— start Input material —

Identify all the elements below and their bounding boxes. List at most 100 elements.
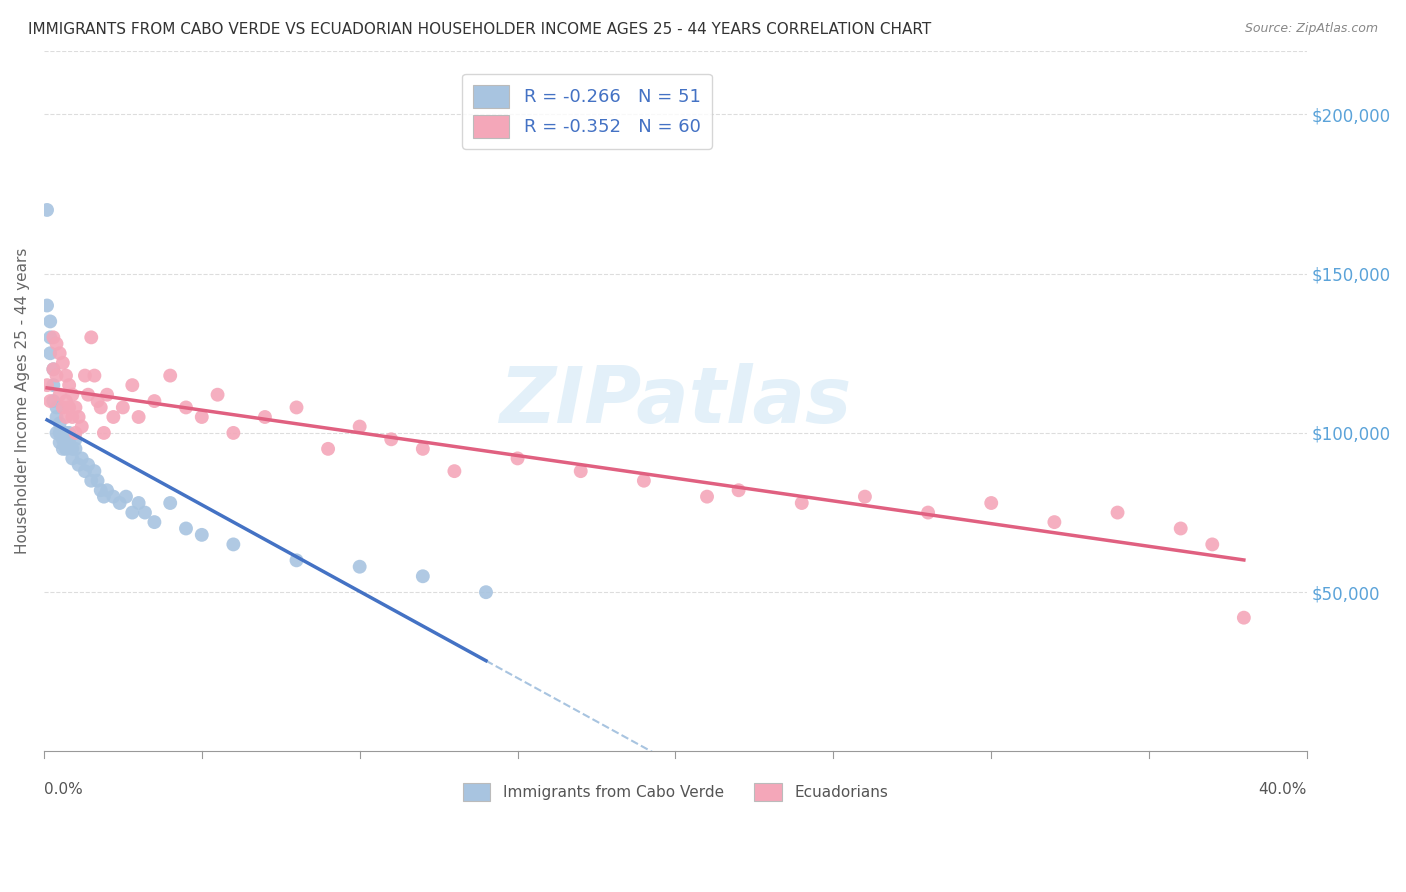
Point — [52, 442, 75, 456]
Point — [35, 378, 58, 392]
Point — [380, 432, 402, 446]
Point — [134, 506, 156, 520]
Point — [727, 483, 749, 498]
Point — [128, 496, 150, 510]
Point — [70, 419, 93, 434]
Point — [55, 394, 77, 409]
Point — [83, 368, 105, 383]
Point — [790, 496, 813, 510]
Point — [412, 442, 434, 456]
Point — [86, 394, 108, 409]
Point — [111, 401, 134, 415]
Point — [96, 387, 118, 401]
Text: ZIPatlas: ZIPatlas — [499, 363, 852, 439]
Point — [65, 401, 87, 415]
Point — [121, 506, 143, 520]
Point — [58, 378, 80, 392]
Point — [55, 442, 77, 456]
Point — [39, 330, 62, 344]
Point — [52, 401, 75, 415]
Point — [70, 451, 93, 466]
Point — [80, 474, 103, 488]
Point — [45, 368, 67, 383]
Point — [1201, 537, 1223, 551]
Point — [55, 425, 77, 440]
Point — [48, 387, 70, 401]
Point — [55, 409, 77, 424]
Point — [222, 425, 245, 440]
Point — [65, 425, 87, 440]
Text: IMMIGRANTS FROM CABO VERDE VS ECUADORIAN HOUSEHOLDER INCOME AGES 25 - 44 YEARS C: IMMIGRANTS FROM CABO VERDE VS ECUADORIAN… — [28, 22, 931, 37]
Point — [39, 394, 62, 409]
Point — [67, 409, 90, 424]
Point — [39, 346, 62, 360]
Point — [83, 464, 105, 478]
Point — [55, 432, 77, 446]
Point — [1170, 521, 1192, 535]
Point — [55, 368, 77, 383]
Point — [475, 585, 498, 599]
Point — [191, 409, 214, 424]
Point — [90, 483, 112, 498]
Point — [39, 314, 62, 328]
Point — [42, 378, 65, 392]
Point — [48, 435, 70, 450]
Point — [60, 442, 83, 456]
Point — [45, 336, 67, 351]
Point — [696, 490, 718, 504]
Point — [569, 464, 592, 478]
Point — [174, 521, 197, 535]
Point — [253, 409, 276, 424]
Point — [58, 435, 80, 450]
Point — [45, 401, 67, 415]
Point — [60, 409, 83, 424]
Point — [73, 368, 96, 383]
Point — [65, 432, 87, 446]
Point — [1233, 610, 1256, 624]
Point — [349, 419, 371, 434]
Point — [207, 387, 229, 401]
Point — [103, 409, 125, 424]
Point — [128, 409, 150, 424]
Point — [506, 451, 529, 466]
Point — [1107, 506, 1129, 520]
Point — [86, 474, 108, 488]
Point — [60, 387, 83, 401]
Y-axis label: Householder Income Ages 25 - 44 years: Householder Income Ages 25 - 44 years — [15, 248, 30, 554]
Point — [980, 496, 1002, 510]
Point — [316, 442, 339, 456]
Legend: Immigrants from Cabo Verde, Ecuadorians: Immigrants from Cabo Verde, Ecuadorians — [457, 777, 894, 807]
Point — [80, 330, 103, 344]
Point — [222, 537, 245, 551]
Point — [143, 394, 166, 409]
Point — [443, 464, 465, 478]
Point — [191, 528, 214, 542]
Text: Source: ZipAtlas.com: Source: ZipAtlas.com — [1244, 22, 1378, 36]
Text: 0.0%: 0.0% — [44, 781, 83, 797]
Point — [96, 483, 118, 498]
Point — [121, 378, 143, 392]
Point — [73, 464, 96, 478]
Point — [90, 401, 112, 415]
Point — [77, 458, 100, 472]
Point — [58, 425, 80, 440]
Point — [42, 330, 65, 344]
Point — [633, 474, 655, 488]
Point — [48, 417, 70, 431]
Point — [853, 490, 876, 504]
Point — [52, 425, 75, 440]
Point — [1043, 515, 1066, 529]
Point — [159, 368, 181, 383]
Point — [52, 356, 75, 370]
Point — [45, 409, 67, 424]
Point — [285, 553, 308, 567]
Point — [60, 451, 83, 466]
Point — [42, 362, 65, 376]
Point — [93, 425, 115, 440]
Point — [35, 202, 58, 217]
Point — [52, 432, 75, 446]
Point — [115, 490, 138, 504]
Point — [412, 569, 434, 583]
Point — [42, 362, 65, 376]
Point — [103, 490, 125, 504]
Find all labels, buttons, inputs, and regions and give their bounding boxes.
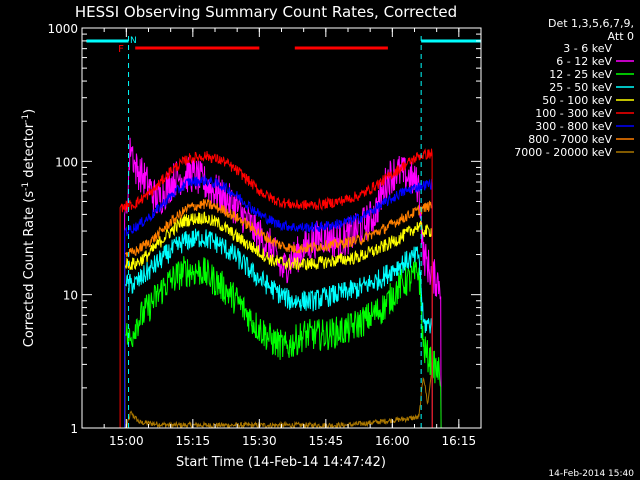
y-tick-label-1: 10	[63, 289, 78, 303]
x-tick-label-0: 15:00	[109, 434, 144, 448]
legend-header-detectors: Det 1,3,5,6,7,9,	[548, 17, 634, 30]
legend-label-7: 800 - 7000 keV	[528, 133, 612, 146]
legend-label-3: 25 - 50 keV	[549, 81, 612, 94]
y-axis-label-exponent-1: -1	[21, 182, 31, 191]
x-tick-label-5: 16:15	[442, 434, 477, 448]
x-tick-label-3: 15:45	[309, 434, 344, 448]
chart-title: HESSI Observing Summary Count Rates, Cor…	[75, 3, 457, 21]
y-tick-label-2: 100	[55, 155, 78, 169]
series-line-7	[124, 199, 433, 428]
x-tick-label-4: 16:00	[375, 434, 410, 448]
axis-ticks: 15:00 15:15 15:30 15:45 16:00 16:15 1 10 100 1000	[47, 22, 482, 448]
series-line-8	[124, 363, 433, 428]
series-line-2	[124, 256, 442, 428]
series-line-5	[119, 148, 433, 428]
plot-area: FN	[86, 36, 481, 428]
y-axis-label-end: )	[22, 109, 37, 114]
series-line-6	[124, 175, 433, 428]
legend-label-4: 50 - 100 keV	[542, 94, 612, 107]
y-axis-label-main: Corrected Count Rate (s	[22, 191, 37, 348]
series-line-1	[124, 137, 442, 428]
x-axis-label: Start Time (14-Feb-14 14:47:42)	[176, 455, 386, 470]
series-line-4	[124, 211, 433, 428]
y-axis-label-exponent-2: -1	[21, 114, 31, 123]
y-axis-label-middle: detector	[22, 122, 37, 182]
legend-label-1: 6 - 12 keV	[556, 55, 612, 68]
legend-label-5: 100 - 300 keV	[535, 107, 612, 120]
y-axis-label: Corrected Count Rate (s-1 detector-1)	[21, 109, 37, 347]
series-line-3	[124, 228, 433, 428]
legend-label-8: 7000 - 20000 keV	[514, 146, 612, 159]
flare-flag-label: F	[118, 44, 124, 55]
legend-header-attenuator: Att 0	[608, 30, 634, 43]
x-tick-label-2: 15:30	[242, 434, 277, 448]
plot-content	[86, 36, 481, 428]
night-flag-label: N	[130, 36, 137, 46]
legend-label-2: 12 - 25 keV	[549, 68, 612, 81]
timestamp: 14-Feb-2014 15:40	[548, 469, 634, 479]
legend-label-6: 300 - 800 keV	[535, 120, 612, 133]
x-tick-label-1: 15:15	[176, 434, 211, 448]
y-tick-label-0: 1	[70, 422, 78, 436]
legend-label-0: 3 - 6 keV	[563, 42, 612, 55]
y-tick-label-3: 1000	[47, 22, 78, 36]
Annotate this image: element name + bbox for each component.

— end Input material —

Problem: Update the lines above by replacing every "legend-label" with "legend-entry" and leaving everything else unchanged. Omit the pictures from your answer.

Solution:
Identify all the elements below and their bounding boxes. List at most 100 elements.
Point — [52, 442, 75, 456]
Point — [35, 378, 58, 392]
Point — [380, 432, 402, 446]
Point — [134, 506, 156, 520]
Point — [727, 483, 749, 498]
Point — [128, 496, 150, 510]
Point — [70, 419, 93, 434]
Point — [55, 394, 77, 409]
Point — [83, 368, 105, 383]
Point — [790, 496, 813, 510]
Point — [412, 442, 434, 456]
Point — [86, 394, 108, 409]
Point — [111, 401, 134, 415]
Point — [96, 387, 118, 401]
Text: ZIPatlas: ZIPatlas — [499, 363, 852, 439]
Point — [65, 401, 87, 415]
Point — [121, 506, 143, 520]
Point — [58, 378, 80, 392]
Point — [55, 442, 77, 456]
Point — [39, 330, 62, 344]
Point — [52, 401, 75, 415]
Point — [70, 451, 93, 466]
Point — [80, 474, 103, 488]
Point — [45, 368, 67, 383]
Point — [1201, 537, 1223, 551]
Point — [55, 425, 77, 440]
Point — [48, 387, 70, 401]
Point — [55, 409, 77, 424]
Point — [222, 425, 245, 440]
Point — [65, 425, 87, 440]
Text: IMMIGRANTS FROM CABO VERDE VS ECUADORIAN HOUSEHOLDER INCOME AGES 25 - 44 YEARS C: IMMIGRANTS FROM CABO VERDE VS ECUADORIAN… — [28, 22, 931, 37]
Point — [39, 394, 62, 409]
Point — [67, 409, 90, 424]
Point — [39, 346, 62, 360]
Point — [83, 464, 105, 478]
Point — [55, 432, 77, 446]
Point — [1170, 521, 1192, 535]
Point — [55, 368, 77, 383]
Point — [475, 585, 498, 599]
Point — [191, 409, 214, 424]
Point — [90, 483, 112, 498]
Point — [39, 314, 62, 328]
Point — [42, 378, 65, 392]
Point — [48, 435, 70, 450]
Point — [60, 442, 83, 456]
Point — [45, 336, 67, 351]
Point — [696, 490, 718, 504]
Point — [569, 464, 592, 478]
Point — [174, 521, 197, 535]
Point — [253, 409, 276, 424]
Point — [58, 435, 80, 450]
Point — [45, 401, 67, 415]
Point — [60, 409, 83, 424]
Point — [73, 368, 96, 383]
Point — [65, 432, 87, 446]
Point — [1233, 610, 1256, 624]
Point — [349, 419, 371, 434]
Point — [207, 387, 229, 401]
Point — [103, 409, 125, 424]
Point — [128, 409, 150, 424]
Point — [506, 451, 529, 466]
Point — [1107, 506, 1129, 520]
Point — [86, 474, 108, 488]
Point — [60, 387, 83, 401]
Y-axis label: Householder Income Ages 25 - 44 years: Householder Income Ages 25 - 44 years — [15, 248, 30, 554]
Point — [980, 496, 1002, 510]
Point — [316, 442, 339, 456]
Legend: Immigrants from Cabo Verde, Ecuadorians: Immigrants from Cabo Verde, Ecuadorians — [457, 777, 894, 807]
Point — [80, 330, 103, 344]
Point — [222, 537, 245, 551]
Point — [143, 394, 166, 409]
Point — [443, 464, 465, 478]
Point — [191, 528, 214, 542]
Text: Source: ZipAtlas.com: Source: ZipAtlas.com — [1244, 22, 1378, 36]
Text: 0.0%: 0.0% — [44, 781, 83, 797]
Point — [96, 483, 118, 498]
Point — [121, 378, 143, 392]
Point — [73, 464, 96, 478]
Point — [90, 401, 112, 415]
Point — [77, 458, 100, 472]
Point — [58, 425, 80, 440]
Point — [42, 330, 65, 344]
Point — [633, 474, 655, 488]
Point — [48, 417, 70, 431]
Point — [853, 490, 876, 504]
Point — [52, 425, 75, 440]
Point — [1043, 515, 1066, 529]
Point — [159, 368, 181, 383]
Point — [52, 356, 75, 370]
Point — [45, 409, 67, 424]
Point — [285, 553, 308, 567]
Point — [60, 451, 83, 466]
Point — [42, 362, 65, 376]
Point — [93, 425, 115, 440]
Point — [35, 202, 58, 217]
Point — [52, 432, 75, 446]
Point — [115, 490, 138, 504]
Point — [412, 569, 434, 583]
Point — [42, 362, 65, 376]
Point — [103, 490, 125, 504]
Find all labels, buttons, inputs, and regions and give their bounding boxes.
y-tick-label-1: 10	[63, 289, 78, 303]
x-tick-label-0: 15:00	[109, 434, 144, 448]
legend-header-detectors: Det 1,3,5,6,7,9,	[548, 17, 634, 30]
legend-entry-7: 800 - 7000 keV	[528, 133, 612, 146]
legend-entry-3: 25 - 50 keV	[549, 81, 612, 94]
y-axis-label-exponent-1: -1	[21, 182, 31, 191]
x-tick-label-5: 16:15	[442, 434, 477, 448]
x-tick-label-3: 15:45	[309, 434, 344, 448]
chart-title: HESSI Observing Summary Count Rates, Cor…	[75, 3, 457, 21]
y-tick-label-2: 100	[55, 155, 78, 169]
series-line-7	[124, 199, 433, 428]
x-tick-label-4: 16:00	[375, 434, 410, 448]
axis-ticks: 15:00 15:15 15:30 15:45 16:00 16:15 1 10 100 1000	[47, 22, 482, 448]
series-line-8	[124, 363, 433, 428]
series-line-2	[124, 256, 442, 428]
series-line-5	[119, 148, 433, 428]
plot-area: FN	[86, 36, 481, 428]
y-axis-label-end: )	[22, 109, 37, 114]
series-line-6	[124, 175, 433, 428]
legend-entry-4: 50 - 100 keV	[542, 94, 612, 107]
y-axis-label-main: Corrected Count Rate (s	[22, 191, 37, 348]
series-line-1	[124, 137, 442, 428]
x-axis-label: Start Time (14-Feb-14 14:47:42)	[176, 455, 386, 470]
series-line-4	[124, 211, 433, 428]
y-axis-label-exponent-2: -1	[21, 114, 31, 123]
y-axis-label-middle: detector	[22, 122, 37, 182]
legend-entry-1: 6 - 12 keV	[556, 55, 612, 68]
legend-entry-5: 100 - 300 keV	[535, 107, 612, 120]
y-axis-label: Corrected Count Rate (s-1 detector-1)	[21, 109, 37, 347]
series-line-3	[124, 228, 433, 428]
legend-entry-8: 7000 - 20000 keV	[514, 146, 612, 159]
flare-flag-label: F	[118, 44, 124, 55]
legend-header-attenuator: Att 0	[608, 30, 634, 43]
x-tick-label-2: 15:30	[242, 434, 277, 448]
plot-content	[86, 36, 481, 428]
night-flag-label: N	[130, 36, 137, 46]
legend-entry-2: 12 - 25 keV	[549, 68, 612, 81]
timestamp: 14-Feb-2014 15:40	[548, 469, 634, 479]
legend-entry-6: 300 - 800 keV	[535, 120, 612, 133]
x-tick-label-1: 15:15	[176, 434, 211, 448]
y-tick-label-0: 1	[70, 422, 78, 436]
legend-entry-0: 3 - 6 keV	[563, 42, 612, 55]
y-tick-label-3: 1000	[47, 22, 78, 36]
Annotate this image: element name + bbox for each component.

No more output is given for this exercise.